Task requirements:
Copy exactly the stretch of lines from the one holding "Parse this screenshot: output" through the last line of the data below, inclusive. Leave out pictures.

Data supplied:
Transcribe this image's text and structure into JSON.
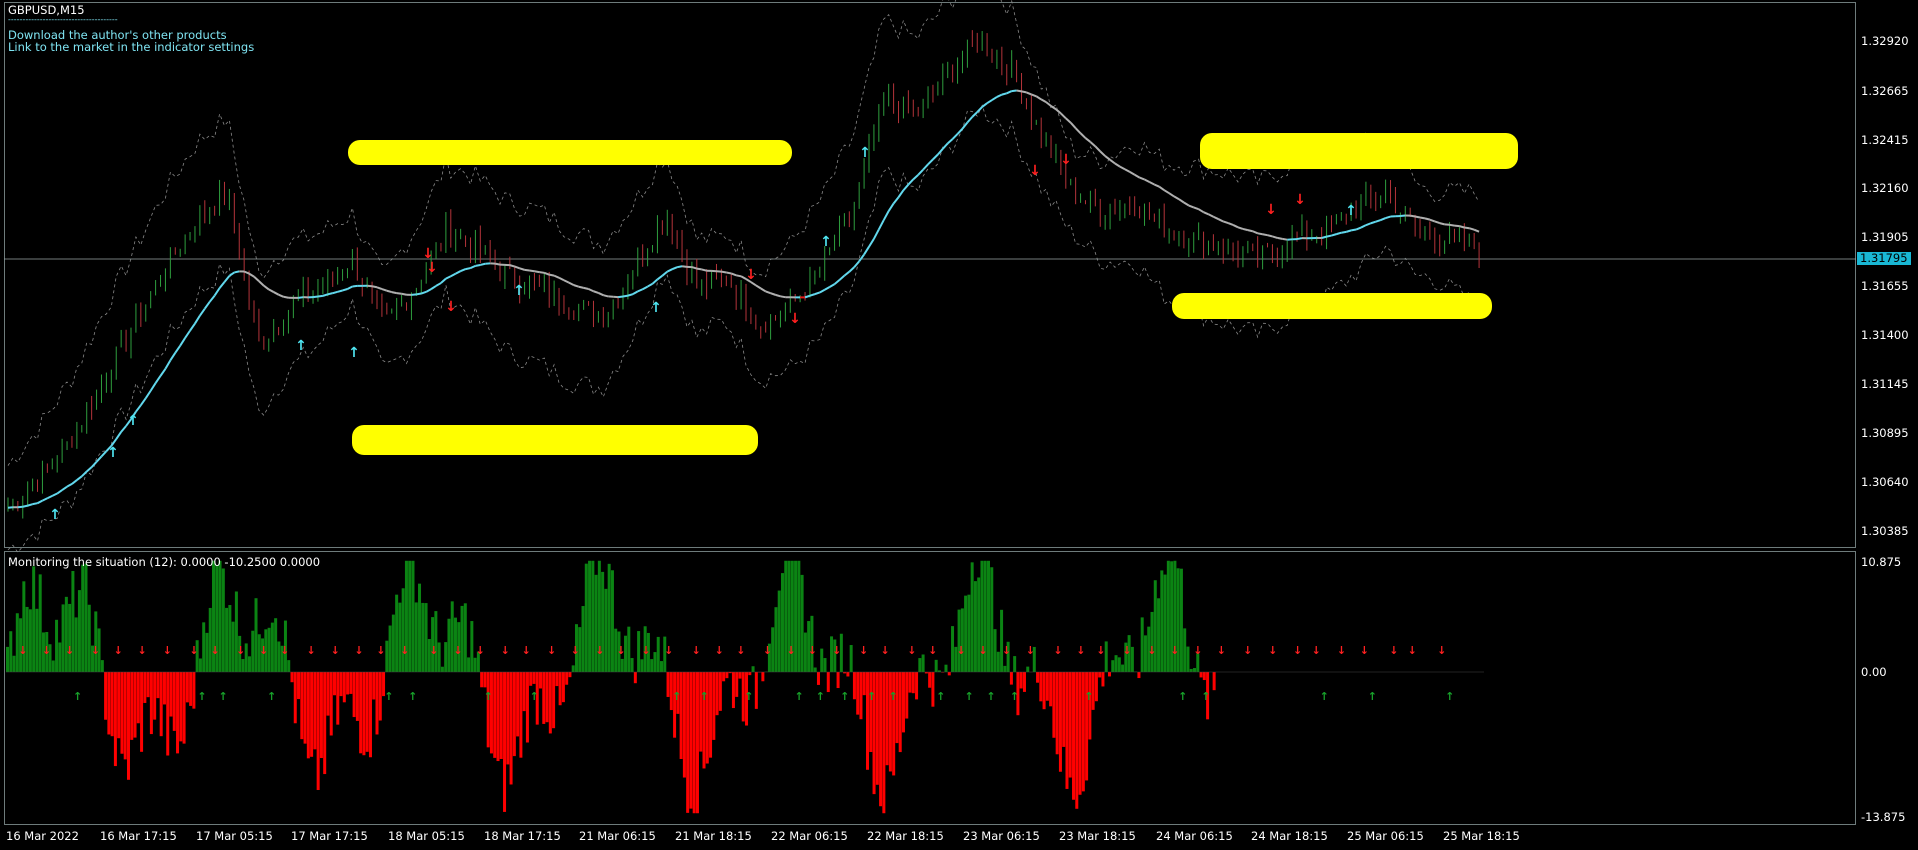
{
  "chart": {
    "symbol": "GBPUSD,M15",
    "separator": "--------------------------------------",
    "notes": [
      "Download the author's other products",
      "Link to the market in the indicator settings"
    ],
    "current_price": "1.31795",
    "y_labels": [
      "1.32920",
      "1.32665",
      "1.32415",
      "1.32160",
      "1.31905",
      "1.31655",
      "1.31400",
      "1.31145",
      "1.30895",
      "1.30640",
      "1.30385"
    ]
  },
  "indicator": {
    "title": "Monitoring the situation (12): 0.0000 -10.2500 0.0000",
    "y_labels": [
      "10.875",
      "0.00",
      "-13.875"
    ]
  },
  "x_labels": [
    "16 Mar 2022",
    "16 Mar 17:15",
    "17 Mar 05:15",
    "17 Mar 17:15",
    "18 Mar 05:15",
    "18 Mar 17:15",
    "21 Mar 06:15",
    "21 Mar 18:15",
    "22 Mar 06:15",
    "22 Mar 18:15",
    "23 Mar 06:15",
    "23 Mar 18:15",
    "24 Mar 06:15",
    "24 Mar 18:15",
    "25 Mar 06:15",
    "25 Mar 18:15"
  ],
  "chart_data": {
    "type": "line",
    "series": [
      {
        "values": [
          1.3045,
          1.306,
          1.308,
          1.311,
          1.314,
          1.317,
          1.3195,
          1.321,
          1.313,
          1.315,
          1.316,
          1.3175,
          1.314,
          1.316,
          1.319,
          1.318,
          1.3165,
          1.316,
          1.315,
          1.3145,
          1.317,
          1.32,
          1.316,
          1.3165,
          1.314,
          1.315,
          1.317,
          1.32,
          1.326,
          1.325,
          1.327,
          1.329,
          1.3275,
          1.324,
          1.321,
          1.32,
          1.3205,
          1.319,
          1.3185,
          1.318,
          1.3175,
          1.3185,
          1.319,
          1.32,
          1.321,
          1.319,
          1.3185,
          1.318
        ]
      }
    ],
    "colors": {
      "bull": "#2e9e3e",
      "bear": "#b4333a",
      "ma_up": "#62d9ee",
      "ma_down": "#e21a1a",
      "highlight": "#ffff00",
      "hist_up": "#0b8413",
      "hist_down": "#ff0000"
    }
  }
}
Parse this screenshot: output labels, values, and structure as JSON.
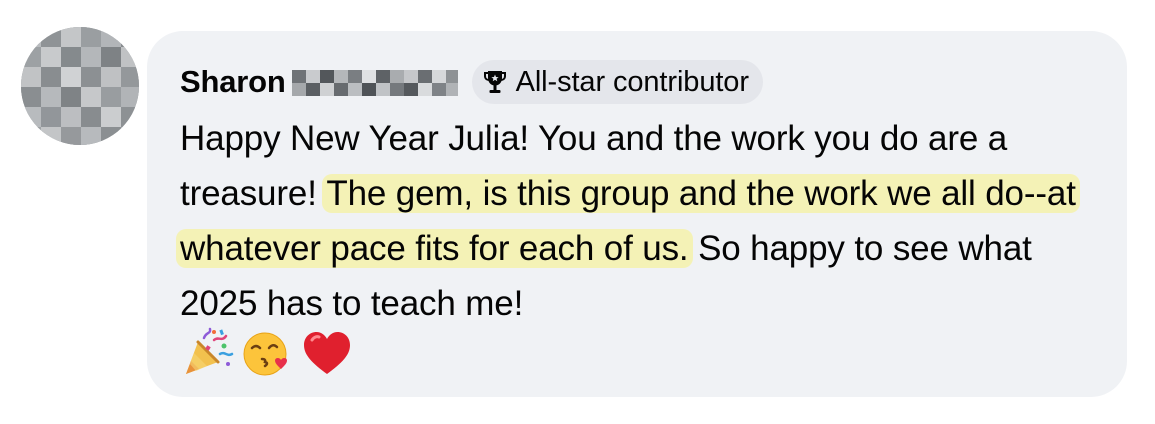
{
  "comment": {
    "author_name": "Sharon",
    "badge": {
      "label": "All-star contributor",
      "icon": "trophy-icon"
    },
    "text_before_highlight": "Happy New Year Julia! You and the work you do are a treasure! ",
    "highlighted_text": "The gem, is this group and the work we all do--at whatever pace fits for each of us.",
    "text_after_highlight": " So happy to see what 2025 has to teach me!",
    "emojis": [
      "party-popper",
      "face-blowing-a-kiss",
      "red-heart"
    ]
  },
  "colors": {
    "bubble_background": "#f0f2f5",
    "badge_background": "#e4e6eb",
    "text": "#050505",
    "highlight": "#f5f1a0"
  }
}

Reply to the exercise:
Parse this screenshot: output labels, values, and structure as JSON.
{
  "comment": {
    "author_name": "Sharon",
    "badge": {
      "label": "All-star contributor",
      "icon": "trophy-icon"
    },
    "text_before_highlight": "Happy New Year Julia! You and the work you do are a treasure! ",
    "highlighted_text": "The gem, is this group and the work we all do--at whatever pace fits for each of us.",
    "text_after_highlight": " So happy to see what 2025 has to teach me!",
    "emojis": [
      "party-popper",
      "face-blowing-a-kiss",
      "red-heart"
    ]
  },
  "colors": {
    "bubble_background": "#f0f2f5",
    "badge_background": "#e4e6eb",
    "text": "#050505",
    "highlight": "#f5f1a0"
  }
}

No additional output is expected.